Return only the number of lines in the entries below that hold the word "data".

§ **Excerpted records**:
[BEGIN]

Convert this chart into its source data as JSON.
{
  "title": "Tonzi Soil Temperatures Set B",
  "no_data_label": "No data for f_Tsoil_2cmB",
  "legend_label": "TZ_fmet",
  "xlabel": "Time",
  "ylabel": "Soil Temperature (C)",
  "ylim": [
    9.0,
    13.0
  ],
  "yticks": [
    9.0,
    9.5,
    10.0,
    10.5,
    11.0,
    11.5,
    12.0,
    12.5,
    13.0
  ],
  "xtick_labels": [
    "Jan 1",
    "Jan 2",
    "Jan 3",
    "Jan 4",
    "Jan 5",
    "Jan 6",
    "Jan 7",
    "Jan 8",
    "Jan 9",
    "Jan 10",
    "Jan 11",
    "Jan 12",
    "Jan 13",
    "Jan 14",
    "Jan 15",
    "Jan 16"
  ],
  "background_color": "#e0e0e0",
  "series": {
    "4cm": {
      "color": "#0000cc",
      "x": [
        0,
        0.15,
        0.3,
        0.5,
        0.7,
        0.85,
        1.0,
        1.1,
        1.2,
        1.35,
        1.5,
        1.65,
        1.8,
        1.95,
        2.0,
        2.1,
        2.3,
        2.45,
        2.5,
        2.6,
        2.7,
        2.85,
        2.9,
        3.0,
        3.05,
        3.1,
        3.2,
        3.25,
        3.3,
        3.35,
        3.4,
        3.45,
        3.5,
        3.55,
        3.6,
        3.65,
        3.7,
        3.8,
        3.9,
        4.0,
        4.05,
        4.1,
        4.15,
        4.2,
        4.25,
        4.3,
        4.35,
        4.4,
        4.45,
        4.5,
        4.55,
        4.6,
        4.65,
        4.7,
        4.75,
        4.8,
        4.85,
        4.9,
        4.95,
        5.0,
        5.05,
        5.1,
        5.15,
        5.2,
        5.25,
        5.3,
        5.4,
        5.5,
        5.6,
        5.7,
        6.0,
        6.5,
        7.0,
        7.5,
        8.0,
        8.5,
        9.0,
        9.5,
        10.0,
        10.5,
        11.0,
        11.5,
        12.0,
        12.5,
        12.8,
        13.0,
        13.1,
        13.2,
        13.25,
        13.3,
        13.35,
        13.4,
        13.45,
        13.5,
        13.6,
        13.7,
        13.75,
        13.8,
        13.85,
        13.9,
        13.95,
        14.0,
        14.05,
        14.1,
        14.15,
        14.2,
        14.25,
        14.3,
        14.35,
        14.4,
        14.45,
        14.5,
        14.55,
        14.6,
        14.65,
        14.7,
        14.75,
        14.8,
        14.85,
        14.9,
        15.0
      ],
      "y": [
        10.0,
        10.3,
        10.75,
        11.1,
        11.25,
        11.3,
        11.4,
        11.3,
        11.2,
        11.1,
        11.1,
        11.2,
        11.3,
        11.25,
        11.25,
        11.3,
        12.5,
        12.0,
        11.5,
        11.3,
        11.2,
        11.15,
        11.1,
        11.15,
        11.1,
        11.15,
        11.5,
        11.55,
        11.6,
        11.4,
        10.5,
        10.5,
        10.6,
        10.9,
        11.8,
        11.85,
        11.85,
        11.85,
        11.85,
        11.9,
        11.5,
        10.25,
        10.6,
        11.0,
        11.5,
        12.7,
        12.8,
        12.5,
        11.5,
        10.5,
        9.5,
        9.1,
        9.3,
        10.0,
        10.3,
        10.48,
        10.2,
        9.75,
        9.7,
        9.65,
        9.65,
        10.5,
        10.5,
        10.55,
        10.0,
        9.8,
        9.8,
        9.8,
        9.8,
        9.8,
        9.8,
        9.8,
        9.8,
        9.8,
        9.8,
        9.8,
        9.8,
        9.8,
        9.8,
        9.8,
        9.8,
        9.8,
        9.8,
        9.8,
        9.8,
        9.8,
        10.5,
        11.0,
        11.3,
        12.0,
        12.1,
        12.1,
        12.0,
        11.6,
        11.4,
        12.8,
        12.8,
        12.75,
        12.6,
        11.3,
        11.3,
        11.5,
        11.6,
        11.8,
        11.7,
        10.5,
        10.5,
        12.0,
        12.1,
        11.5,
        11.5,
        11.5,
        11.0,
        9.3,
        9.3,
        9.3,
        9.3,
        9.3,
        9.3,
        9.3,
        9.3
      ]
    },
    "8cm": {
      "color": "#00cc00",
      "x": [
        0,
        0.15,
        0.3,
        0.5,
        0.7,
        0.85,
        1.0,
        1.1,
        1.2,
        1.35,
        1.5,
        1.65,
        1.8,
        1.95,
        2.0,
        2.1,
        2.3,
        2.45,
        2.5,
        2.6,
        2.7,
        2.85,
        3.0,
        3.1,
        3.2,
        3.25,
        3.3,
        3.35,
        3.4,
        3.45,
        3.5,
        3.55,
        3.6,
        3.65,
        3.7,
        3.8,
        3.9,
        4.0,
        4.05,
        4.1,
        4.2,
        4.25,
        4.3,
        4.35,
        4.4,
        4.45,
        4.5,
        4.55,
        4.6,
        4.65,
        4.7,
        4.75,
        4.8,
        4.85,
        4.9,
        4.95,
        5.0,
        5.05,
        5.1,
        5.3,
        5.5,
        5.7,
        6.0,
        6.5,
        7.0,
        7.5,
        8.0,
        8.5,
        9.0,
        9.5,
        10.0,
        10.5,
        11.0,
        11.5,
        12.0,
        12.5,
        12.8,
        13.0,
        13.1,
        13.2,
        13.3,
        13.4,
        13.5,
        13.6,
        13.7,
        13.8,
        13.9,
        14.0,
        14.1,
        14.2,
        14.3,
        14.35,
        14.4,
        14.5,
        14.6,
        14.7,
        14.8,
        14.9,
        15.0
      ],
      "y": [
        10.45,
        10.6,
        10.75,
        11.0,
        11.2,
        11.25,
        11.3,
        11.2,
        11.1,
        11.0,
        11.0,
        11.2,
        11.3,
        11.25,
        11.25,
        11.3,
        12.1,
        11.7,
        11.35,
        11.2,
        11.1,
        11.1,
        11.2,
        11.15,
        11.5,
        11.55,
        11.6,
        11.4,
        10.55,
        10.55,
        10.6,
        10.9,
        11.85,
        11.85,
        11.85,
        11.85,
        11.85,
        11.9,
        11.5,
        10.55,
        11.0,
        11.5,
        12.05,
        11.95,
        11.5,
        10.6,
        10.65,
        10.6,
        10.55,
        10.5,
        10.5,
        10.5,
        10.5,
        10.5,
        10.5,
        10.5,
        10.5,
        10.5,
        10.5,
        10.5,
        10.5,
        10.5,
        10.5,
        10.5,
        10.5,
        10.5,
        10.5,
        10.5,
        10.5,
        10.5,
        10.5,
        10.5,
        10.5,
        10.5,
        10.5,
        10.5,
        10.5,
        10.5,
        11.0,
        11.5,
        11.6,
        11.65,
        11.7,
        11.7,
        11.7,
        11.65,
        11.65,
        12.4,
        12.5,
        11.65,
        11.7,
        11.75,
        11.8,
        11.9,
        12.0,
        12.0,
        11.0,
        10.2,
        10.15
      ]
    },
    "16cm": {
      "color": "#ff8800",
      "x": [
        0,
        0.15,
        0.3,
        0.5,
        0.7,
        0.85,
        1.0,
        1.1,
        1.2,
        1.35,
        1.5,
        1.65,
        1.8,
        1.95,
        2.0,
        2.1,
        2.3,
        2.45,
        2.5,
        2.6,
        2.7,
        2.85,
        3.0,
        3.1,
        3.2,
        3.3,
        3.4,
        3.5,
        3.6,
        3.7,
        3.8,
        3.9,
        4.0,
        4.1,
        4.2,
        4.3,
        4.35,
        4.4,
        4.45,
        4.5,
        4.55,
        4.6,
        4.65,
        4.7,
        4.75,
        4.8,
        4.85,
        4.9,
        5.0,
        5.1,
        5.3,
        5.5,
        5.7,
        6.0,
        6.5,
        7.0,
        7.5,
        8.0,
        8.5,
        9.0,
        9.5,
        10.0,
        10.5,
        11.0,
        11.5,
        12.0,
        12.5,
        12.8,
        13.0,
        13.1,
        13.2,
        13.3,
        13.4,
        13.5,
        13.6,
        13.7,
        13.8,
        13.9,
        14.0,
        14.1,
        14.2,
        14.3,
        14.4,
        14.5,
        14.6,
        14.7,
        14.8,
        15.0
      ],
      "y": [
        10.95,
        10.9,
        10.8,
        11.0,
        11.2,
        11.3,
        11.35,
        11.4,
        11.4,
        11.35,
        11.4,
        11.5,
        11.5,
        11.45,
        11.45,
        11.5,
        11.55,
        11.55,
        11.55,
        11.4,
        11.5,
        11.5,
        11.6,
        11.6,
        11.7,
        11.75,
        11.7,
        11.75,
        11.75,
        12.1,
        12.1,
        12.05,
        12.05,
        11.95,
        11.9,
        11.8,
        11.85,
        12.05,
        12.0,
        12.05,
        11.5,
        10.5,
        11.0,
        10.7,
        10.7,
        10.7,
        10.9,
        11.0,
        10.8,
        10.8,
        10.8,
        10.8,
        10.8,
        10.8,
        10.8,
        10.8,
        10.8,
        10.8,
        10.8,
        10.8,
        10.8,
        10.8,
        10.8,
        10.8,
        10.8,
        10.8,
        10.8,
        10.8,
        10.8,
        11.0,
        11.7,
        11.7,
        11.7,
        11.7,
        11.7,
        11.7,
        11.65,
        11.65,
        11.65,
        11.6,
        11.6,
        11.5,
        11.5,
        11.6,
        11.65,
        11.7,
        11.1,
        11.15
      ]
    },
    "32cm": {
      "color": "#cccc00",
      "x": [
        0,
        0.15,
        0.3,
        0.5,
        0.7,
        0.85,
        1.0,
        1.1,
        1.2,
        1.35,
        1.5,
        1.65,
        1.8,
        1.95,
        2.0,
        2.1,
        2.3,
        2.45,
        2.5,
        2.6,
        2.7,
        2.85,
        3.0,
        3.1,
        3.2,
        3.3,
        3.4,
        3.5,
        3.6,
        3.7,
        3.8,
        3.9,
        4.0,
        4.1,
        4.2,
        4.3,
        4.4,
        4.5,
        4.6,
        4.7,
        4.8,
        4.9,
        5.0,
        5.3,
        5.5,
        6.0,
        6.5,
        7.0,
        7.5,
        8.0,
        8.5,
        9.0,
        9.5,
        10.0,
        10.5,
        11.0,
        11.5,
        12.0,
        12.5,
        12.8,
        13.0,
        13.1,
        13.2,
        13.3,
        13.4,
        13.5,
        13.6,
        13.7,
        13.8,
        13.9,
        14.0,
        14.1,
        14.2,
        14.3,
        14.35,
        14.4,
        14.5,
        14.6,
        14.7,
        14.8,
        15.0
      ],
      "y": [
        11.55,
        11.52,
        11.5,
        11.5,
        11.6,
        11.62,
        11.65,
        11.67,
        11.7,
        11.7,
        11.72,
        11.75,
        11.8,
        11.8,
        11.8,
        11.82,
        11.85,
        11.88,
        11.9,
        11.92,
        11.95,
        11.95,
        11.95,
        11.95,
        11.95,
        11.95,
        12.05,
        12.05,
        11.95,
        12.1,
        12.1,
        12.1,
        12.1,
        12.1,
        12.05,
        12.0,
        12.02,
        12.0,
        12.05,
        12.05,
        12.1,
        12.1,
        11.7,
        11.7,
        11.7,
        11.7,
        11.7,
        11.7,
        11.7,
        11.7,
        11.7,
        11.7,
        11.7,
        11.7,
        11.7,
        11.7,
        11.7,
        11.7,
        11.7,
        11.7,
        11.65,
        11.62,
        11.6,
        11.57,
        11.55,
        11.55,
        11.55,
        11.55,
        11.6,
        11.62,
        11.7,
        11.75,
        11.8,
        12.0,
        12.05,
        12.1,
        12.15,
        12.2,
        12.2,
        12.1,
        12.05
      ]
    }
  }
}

[END]

§ **Final answer**:
2